▸ Dataset records:
····················

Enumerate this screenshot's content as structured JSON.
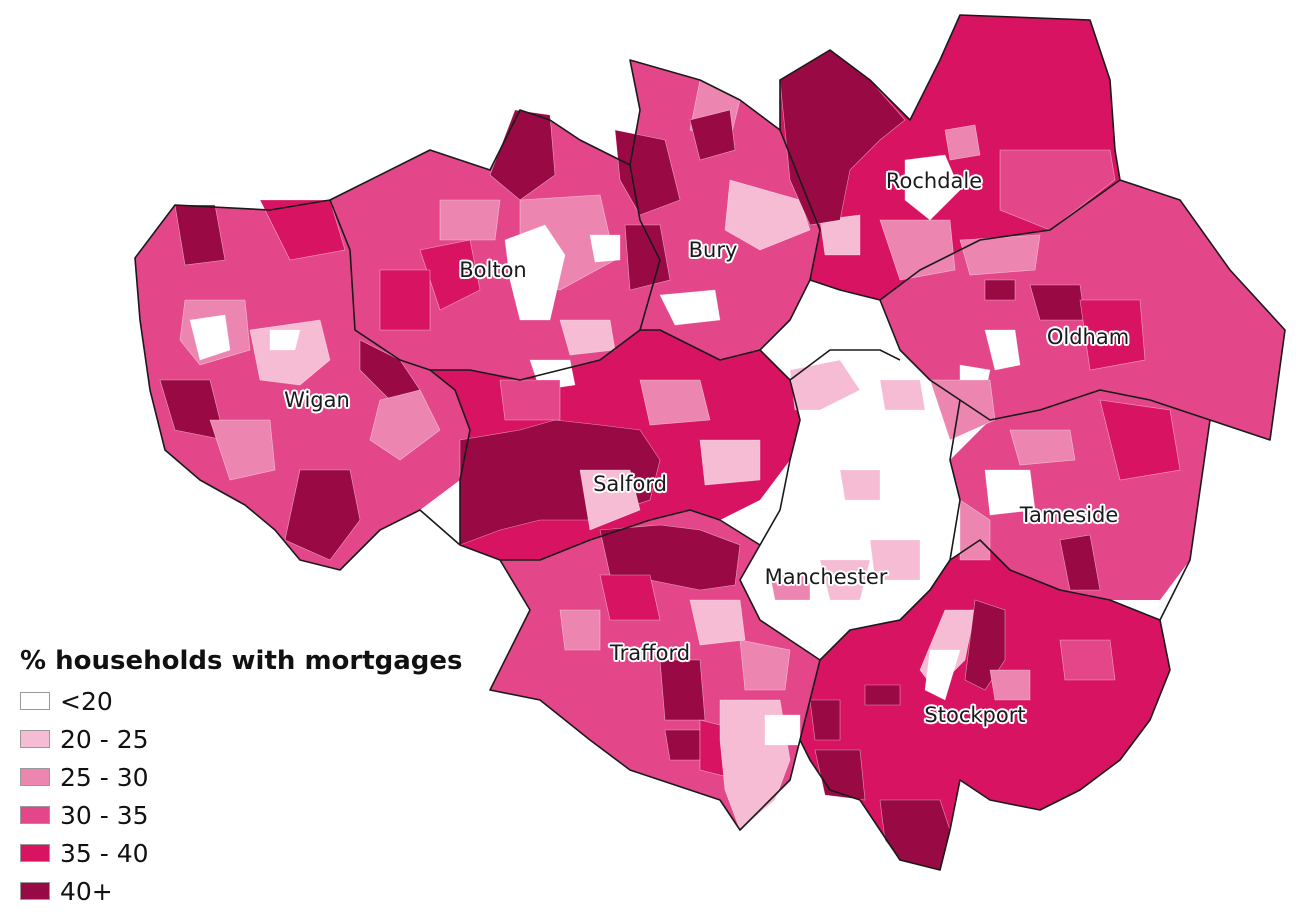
{
  "legend": {
    "title": "% households with mortgages",
    "classes": [
      {
        "label": "<20",
        "color": "#ffffff"
      },
      {
        "label": "20 - 25",
        "color": "#f6bcd3"
      },
      {
        "label": "25 - 30",
        "color": "#ec86b0"
      },
      {
        "label": "30 - 35",
        "color": "#e3478a"
      },
      {
        "label": "35 - 40",
        "color": "#d81462"
      },
      {
        "label": "40+",
        "color": "#990a44"
      }
    ]
  },
  "towns": [
    {
      "name": "Bolton"
    },
    {
      "name": "Bury"
    },
    {
      "name": "Rochdale"
    },
    {
      "name": "Oldham"
    },
    {
      "name": "Wigan"
    },
    {
      "name": "Salford"
    },
    {
      "name": "Tameside"
    },
    {
      "name": "Manchester"
    },
    {
      "name": "Trafford"
    },
    {
      "name": "Stockport"
    }
  ]
}
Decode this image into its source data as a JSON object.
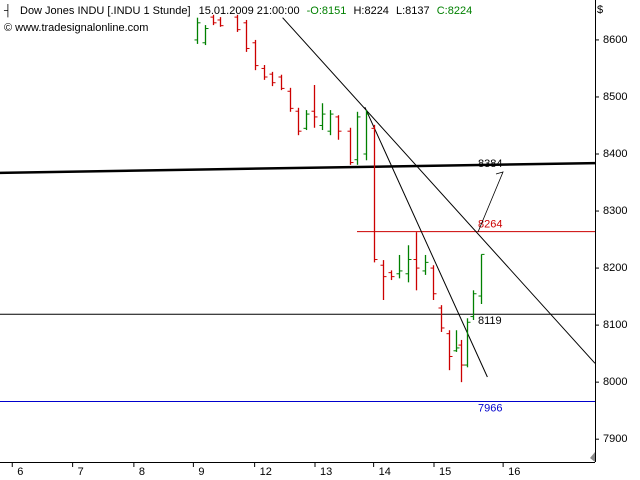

····················

▸ Set task: Collect every line above that contains the word "this".

▸ Answer below:
Enumerate this screenshot's content as structured JSON.
Decode this image into its source data as a JSON object.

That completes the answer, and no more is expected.